TASK MATERIAL:
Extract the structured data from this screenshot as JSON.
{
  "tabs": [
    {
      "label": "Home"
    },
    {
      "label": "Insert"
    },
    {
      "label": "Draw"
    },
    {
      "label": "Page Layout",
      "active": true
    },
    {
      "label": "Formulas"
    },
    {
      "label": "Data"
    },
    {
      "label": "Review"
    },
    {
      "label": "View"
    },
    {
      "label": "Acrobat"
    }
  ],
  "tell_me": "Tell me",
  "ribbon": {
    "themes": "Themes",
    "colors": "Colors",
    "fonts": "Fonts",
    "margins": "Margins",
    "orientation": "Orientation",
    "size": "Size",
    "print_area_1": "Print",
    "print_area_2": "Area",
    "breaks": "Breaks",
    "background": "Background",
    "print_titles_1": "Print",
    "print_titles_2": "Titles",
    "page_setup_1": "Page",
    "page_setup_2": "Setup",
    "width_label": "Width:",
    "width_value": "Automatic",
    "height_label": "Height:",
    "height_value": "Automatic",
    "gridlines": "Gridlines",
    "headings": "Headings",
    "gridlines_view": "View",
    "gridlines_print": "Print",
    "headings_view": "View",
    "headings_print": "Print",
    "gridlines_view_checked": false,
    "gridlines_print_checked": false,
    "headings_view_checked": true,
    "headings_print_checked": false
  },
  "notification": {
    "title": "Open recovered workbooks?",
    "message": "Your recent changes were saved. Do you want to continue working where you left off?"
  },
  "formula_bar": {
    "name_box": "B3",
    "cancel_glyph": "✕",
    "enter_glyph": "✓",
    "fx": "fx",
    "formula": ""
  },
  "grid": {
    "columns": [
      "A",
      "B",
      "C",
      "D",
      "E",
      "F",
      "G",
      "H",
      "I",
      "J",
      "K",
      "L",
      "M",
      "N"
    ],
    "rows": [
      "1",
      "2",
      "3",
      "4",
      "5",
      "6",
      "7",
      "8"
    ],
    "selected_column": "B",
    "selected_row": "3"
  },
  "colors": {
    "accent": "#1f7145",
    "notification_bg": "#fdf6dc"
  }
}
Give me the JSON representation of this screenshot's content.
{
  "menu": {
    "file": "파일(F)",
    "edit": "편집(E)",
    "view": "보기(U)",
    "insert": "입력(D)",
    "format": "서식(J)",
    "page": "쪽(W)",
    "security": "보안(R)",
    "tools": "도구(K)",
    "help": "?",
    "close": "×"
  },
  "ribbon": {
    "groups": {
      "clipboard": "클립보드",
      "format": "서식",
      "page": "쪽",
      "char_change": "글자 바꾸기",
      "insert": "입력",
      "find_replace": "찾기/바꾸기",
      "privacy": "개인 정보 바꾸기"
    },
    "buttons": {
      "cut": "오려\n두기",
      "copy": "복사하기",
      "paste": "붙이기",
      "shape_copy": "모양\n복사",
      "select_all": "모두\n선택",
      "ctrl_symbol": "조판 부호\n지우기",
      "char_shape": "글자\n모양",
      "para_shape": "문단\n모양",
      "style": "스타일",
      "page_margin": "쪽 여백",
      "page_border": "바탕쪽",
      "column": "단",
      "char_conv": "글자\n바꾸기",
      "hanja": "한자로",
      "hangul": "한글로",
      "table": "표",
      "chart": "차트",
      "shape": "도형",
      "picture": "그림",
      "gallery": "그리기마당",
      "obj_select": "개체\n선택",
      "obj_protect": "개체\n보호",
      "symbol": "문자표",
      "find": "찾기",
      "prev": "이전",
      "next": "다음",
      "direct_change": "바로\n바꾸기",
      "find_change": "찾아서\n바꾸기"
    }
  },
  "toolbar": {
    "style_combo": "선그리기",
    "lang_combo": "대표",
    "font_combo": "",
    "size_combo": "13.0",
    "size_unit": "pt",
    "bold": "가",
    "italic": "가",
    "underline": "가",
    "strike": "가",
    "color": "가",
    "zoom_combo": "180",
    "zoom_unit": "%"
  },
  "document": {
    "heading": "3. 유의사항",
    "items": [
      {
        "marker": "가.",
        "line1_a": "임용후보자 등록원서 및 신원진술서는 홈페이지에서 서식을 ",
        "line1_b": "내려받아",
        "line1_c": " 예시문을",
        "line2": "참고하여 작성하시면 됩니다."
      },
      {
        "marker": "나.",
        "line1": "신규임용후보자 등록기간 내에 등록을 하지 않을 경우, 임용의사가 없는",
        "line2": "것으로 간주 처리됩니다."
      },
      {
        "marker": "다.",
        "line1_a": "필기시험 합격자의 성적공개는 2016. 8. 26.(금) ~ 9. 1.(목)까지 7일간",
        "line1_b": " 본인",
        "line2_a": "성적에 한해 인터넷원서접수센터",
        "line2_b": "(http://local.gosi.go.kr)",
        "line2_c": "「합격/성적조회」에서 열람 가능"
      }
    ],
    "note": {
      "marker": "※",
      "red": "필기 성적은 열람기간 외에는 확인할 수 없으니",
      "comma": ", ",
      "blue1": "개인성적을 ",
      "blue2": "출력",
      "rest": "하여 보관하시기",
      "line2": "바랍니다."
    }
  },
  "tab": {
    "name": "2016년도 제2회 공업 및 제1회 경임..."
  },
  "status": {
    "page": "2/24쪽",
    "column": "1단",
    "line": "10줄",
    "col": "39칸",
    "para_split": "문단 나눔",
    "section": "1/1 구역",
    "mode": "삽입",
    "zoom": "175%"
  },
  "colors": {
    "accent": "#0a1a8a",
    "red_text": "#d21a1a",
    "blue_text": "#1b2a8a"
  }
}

EXERCISE PROMPT: Go through the listing above and restate it word for word.

RESULT OF THIS EXERCISE:
Extract the structured data from this screenshot as JSON.
{
  "tabs": [
    {
      "label": "Home"
    },
    {
      "label": "Insert"
    },
    {
      "label": "Draw"
    },
    {
      "label": "Page Layout",
      "active": true
    },
    {
      "label": "Formulas"
    },
    {
      "label": "Data"
    },
    {
      "label": "Review"
    },
    {
      "label": "View"
    },
    {
      "label": "Acrobat"
    }
  ],
  "tell_me": "Tell me",
  "ribbon": {
    "themes": "Themes",
    "colors": "Colors",
    "fonts": "Fonts",
    "margins": "Margins",
    "orientation": "Orientation",
    "size": "Size",
    "print_area_1": "Print",
    "print_area_2": "Area",
    "breaks": "Breaks",
    "background": "Background",
    "print_titles_1": "Print",
    "print_titles_2": "Titles",
    "page_setup_1": "Page",
    "page_setup_2": "Setup",
    "width_label": "Width:",
    "width_value": "Automatic",
    "height_label": "Height:",
    "height_value": "Automatic",
    "gridlines": "Gridlines",
    "headings": "Headings",
    "gridlines_view": "View",
    "gridlines_print": "Print",
    "headings_view": "View",
    "headings_print": "Print",
    "gridlines_view_checked": false,
    "gridlines_print_checked": false,
    "headings_view_checked": true,
    "headings_print_checked": false
  },
  "notification": {
    "title": "Open recovered workbooks?",
    "message": "Your recent changes were saved. Do you want to continue working where you left off?"
  },
  "formula_bar": {
    "name_box": "B3",
    "cancel_glyph": "✕",
    "enter_glyph": "✓",
    "fx": "fx",
    "formula": ""
  },
  "grid": {
    "columns": [
      "A",
      "B",
      "C",
      "D",
      "E",
      "F",
      "G",
      "H",
      "I",
      "J",
      "K",
      "L",
      "M",
      "N"
    ],
    "rows": [
      "1",
      "2",
      "3",
      "4",
      "5",
      "6",
      "7",
      "8"
    ],
    "selected_column": "B",
    "selected_row": "3"
  },
  "colors": {
    "accent": "#1f7145",
    "notification_bg": "#fdf6dc"
  }
}
Give me the JSON representation of this screenshot's content.
{
  "menu": {
    "file": "파일(F)",
    "edit": "편집(E)",
    "view": "보기(U)",
    "insert": "입력(D)",
    "format": "서식(J)",
    "page": "쪽(W)",
    "security": "보안(R)",
    "tools": "도구(K)",
    "help": "?",
    "close": "×"
  },
  "ribbon": {
    "groups": {
      "clipboard": "클립보드",
      "format": "서식",
      "page": "쪽",
      "char_change": "글자 바꾸기",
      "insert": "입력",
      "find_replace": "찾기/바꾸기",
      "privacy": "개인 정보 바꾸기"
    },
    "buttons": {
      "cut": "오려\n두기",
      "copy": "복사하기",
      "paste": "붙이기",
      "shape_copy": "모양\n복사",
      "select_all": "모두\n선택",
      "ctrl_symbol": "조판 부호\n지우기",
      "char_shape": "글자\n모양",
      "para_shape": "문단\n모양",
      "style": "스타일",
      "page_margin": "쪽 여백",
      "page_border": "바탕쪽",
      "column": "단",
      "char_conv": "글자\n바꾸기",
      "hanja": "한자로",
      "hangul": "한글로",
      "table": "표",
      "chart": "차트",
      "shape": "도형",
      "picture": "그림",
      "gallery": "그리기마당",
      "obj_select": "개체\n선택",
      "obj_protect": "개체\n보호",
      "symbol": "문자표",
      "find": "찾기",
      "prev": "이전",
      "next": "다음",
      "direct_change": "바로\n바꾸기",
      "find_change": "찾아서\n바꾸기"
    }
  },
  "toolbar": {
    "style_combo": "선그리기",
    "lang_combo": "대표",
    "font_combo": "",
    "size_combo": "13.0",
    "size_unit": "pt",
    "bold": "가",
    "italic": "가",
    "underline": "가",
    "strike": "가",
    "color": "가",
    "zoom_combo": "180",
    "zoom_unit": "%"
  },
  "document": {
    "heading": "3. 유의사항",
    "items": [
      {
        "marker": "가.",
        "line1_a": "임용후보자 등록원서 및 신원진술서는 홈페이지에서 서식을 ",
        "line1_b": "내려받아",
        "line1_c": " 예시문을",
        "line2": "참고하여 작성하시면 됩니다."
      },
      {
        "marker": "나.",
        "line1": "신규임용후보자 등록기간 내에 등록을 하지 않을 경우, 임용의사가 없는",
        "line2": "것으로 간주 처리됩니다."
      },
      {
        "marker": "다.",
        "line1_a": "필기시험 합격자의 성적공개는 2016. 8. 26.(금) ~ 9. 1.(목)까지 7일간",
        "line1_b": " 본인",
        "line2_a": "성적에 한해 인터넷원서접수센터",
        "line2_b": "(http://local.gosi.go.kr)",
        "line2_c": "「합격/성적조회」에서 열람 가능"
      }
    ],
    "note": {
      "marker": "※",
      "red": "필기 성적은 열람기간 외에는 확인할 수 없으니",
      "comma": ", ",
      "blue1": "개인성적을 ",
      "blue2": "출력",
      "rest": "하여 보관하시기",
      "line2": "바랍니다."
    }
  },
  "tab": {
    "name": "2016년도 제2회 공업 및 제1회 경임..."
  },
  "status": {
    "page": "2/24쪽",
    "column": "1단",
    "line": "10줄",
    "col": "39칸",
    "para_split": "문단 나눔",
    "section": "1/1 구역",
    "mode": "삽입",
    "zoom": "175%"
  },
  "colors": {
    "accent": "#0a1a8a",
    "red_text": "#d21a1a",
    "blue_text": "#1b2a8a"
  }
}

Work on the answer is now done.